◆ Data supplied ◆
— begin —

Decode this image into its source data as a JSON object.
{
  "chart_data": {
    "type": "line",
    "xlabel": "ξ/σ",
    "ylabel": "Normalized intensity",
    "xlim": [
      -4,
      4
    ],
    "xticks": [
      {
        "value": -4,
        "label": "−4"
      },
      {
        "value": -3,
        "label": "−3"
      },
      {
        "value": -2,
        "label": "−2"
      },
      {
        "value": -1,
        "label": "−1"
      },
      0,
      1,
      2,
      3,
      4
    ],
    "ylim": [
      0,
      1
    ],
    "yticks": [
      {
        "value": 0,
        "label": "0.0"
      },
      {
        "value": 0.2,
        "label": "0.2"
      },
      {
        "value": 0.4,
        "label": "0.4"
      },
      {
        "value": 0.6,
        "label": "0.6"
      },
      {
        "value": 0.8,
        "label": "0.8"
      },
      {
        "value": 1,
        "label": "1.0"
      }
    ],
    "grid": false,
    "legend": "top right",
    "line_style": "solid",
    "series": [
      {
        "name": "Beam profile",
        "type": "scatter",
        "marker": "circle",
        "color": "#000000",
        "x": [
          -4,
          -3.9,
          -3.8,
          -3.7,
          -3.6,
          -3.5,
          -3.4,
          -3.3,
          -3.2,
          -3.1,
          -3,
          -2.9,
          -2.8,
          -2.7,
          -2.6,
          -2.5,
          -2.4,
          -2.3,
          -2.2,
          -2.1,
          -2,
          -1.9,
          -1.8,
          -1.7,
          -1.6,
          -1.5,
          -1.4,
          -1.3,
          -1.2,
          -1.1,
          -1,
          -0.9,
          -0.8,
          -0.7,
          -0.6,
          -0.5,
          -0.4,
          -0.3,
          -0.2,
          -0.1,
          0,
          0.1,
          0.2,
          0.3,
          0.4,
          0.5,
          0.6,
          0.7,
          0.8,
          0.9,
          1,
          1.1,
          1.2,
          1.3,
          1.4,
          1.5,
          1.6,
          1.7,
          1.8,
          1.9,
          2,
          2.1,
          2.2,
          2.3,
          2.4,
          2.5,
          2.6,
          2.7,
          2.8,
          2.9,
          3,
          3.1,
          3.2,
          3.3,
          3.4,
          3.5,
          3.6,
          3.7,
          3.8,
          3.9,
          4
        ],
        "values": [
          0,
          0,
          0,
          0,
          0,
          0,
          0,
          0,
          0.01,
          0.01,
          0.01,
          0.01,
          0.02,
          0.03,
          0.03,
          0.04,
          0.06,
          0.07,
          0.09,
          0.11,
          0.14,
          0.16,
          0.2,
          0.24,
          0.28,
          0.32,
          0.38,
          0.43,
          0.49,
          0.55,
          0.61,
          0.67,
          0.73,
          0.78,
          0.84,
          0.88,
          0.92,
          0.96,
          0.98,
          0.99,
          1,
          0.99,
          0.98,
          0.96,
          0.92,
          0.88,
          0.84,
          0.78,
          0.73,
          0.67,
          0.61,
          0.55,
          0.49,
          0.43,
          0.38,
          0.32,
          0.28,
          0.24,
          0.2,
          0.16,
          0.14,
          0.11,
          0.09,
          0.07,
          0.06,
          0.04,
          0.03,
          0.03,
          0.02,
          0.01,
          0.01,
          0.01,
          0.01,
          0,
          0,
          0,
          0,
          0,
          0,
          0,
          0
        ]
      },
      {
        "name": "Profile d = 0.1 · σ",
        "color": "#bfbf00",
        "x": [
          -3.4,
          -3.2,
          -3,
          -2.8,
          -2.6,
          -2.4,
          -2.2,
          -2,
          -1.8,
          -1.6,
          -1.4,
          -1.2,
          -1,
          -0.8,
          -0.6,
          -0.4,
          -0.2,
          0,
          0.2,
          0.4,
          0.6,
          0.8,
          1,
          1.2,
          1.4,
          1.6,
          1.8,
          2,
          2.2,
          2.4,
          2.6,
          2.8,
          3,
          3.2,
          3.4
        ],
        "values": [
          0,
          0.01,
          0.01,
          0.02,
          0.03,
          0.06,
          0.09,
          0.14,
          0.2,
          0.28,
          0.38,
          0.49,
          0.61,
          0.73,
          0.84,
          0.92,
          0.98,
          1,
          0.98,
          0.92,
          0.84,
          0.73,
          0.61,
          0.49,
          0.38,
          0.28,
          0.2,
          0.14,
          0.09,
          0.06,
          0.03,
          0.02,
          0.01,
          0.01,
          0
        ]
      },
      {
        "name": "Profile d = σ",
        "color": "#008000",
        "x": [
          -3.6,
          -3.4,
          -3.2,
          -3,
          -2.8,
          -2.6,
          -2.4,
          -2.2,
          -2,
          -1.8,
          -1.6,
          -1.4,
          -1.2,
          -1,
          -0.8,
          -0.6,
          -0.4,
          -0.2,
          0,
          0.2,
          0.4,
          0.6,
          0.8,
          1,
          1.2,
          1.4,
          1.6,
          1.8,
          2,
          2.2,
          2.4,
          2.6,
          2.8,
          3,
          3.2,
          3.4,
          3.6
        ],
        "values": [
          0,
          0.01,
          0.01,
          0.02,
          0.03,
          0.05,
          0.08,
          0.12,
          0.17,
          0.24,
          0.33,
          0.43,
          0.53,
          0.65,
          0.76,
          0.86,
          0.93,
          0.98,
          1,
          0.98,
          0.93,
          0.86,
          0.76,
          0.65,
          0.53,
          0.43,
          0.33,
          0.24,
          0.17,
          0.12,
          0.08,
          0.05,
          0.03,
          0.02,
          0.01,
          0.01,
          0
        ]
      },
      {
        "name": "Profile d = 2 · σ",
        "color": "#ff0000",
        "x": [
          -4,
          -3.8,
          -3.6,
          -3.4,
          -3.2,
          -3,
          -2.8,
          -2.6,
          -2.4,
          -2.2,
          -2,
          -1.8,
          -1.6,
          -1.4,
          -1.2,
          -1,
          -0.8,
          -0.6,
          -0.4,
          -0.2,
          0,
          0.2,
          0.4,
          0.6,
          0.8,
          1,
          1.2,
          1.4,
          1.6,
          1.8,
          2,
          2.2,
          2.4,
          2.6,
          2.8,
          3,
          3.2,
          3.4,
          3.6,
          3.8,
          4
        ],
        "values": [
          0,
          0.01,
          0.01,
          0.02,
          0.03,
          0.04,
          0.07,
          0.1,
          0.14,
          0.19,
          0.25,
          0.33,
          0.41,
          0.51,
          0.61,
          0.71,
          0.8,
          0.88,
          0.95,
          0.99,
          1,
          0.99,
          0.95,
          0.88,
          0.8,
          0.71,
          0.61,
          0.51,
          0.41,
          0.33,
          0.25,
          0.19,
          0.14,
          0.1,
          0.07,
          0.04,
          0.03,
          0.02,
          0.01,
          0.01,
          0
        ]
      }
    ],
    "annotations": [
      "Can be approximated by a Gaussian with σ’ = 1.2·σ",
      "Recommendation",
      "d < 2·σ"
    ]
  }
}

— end —

Pick each line holding the word "color" out of the listing.

        "color": "#000000",
        "color": "#bfbf00",
        "color": "#008000",
        "color": "#ff0000",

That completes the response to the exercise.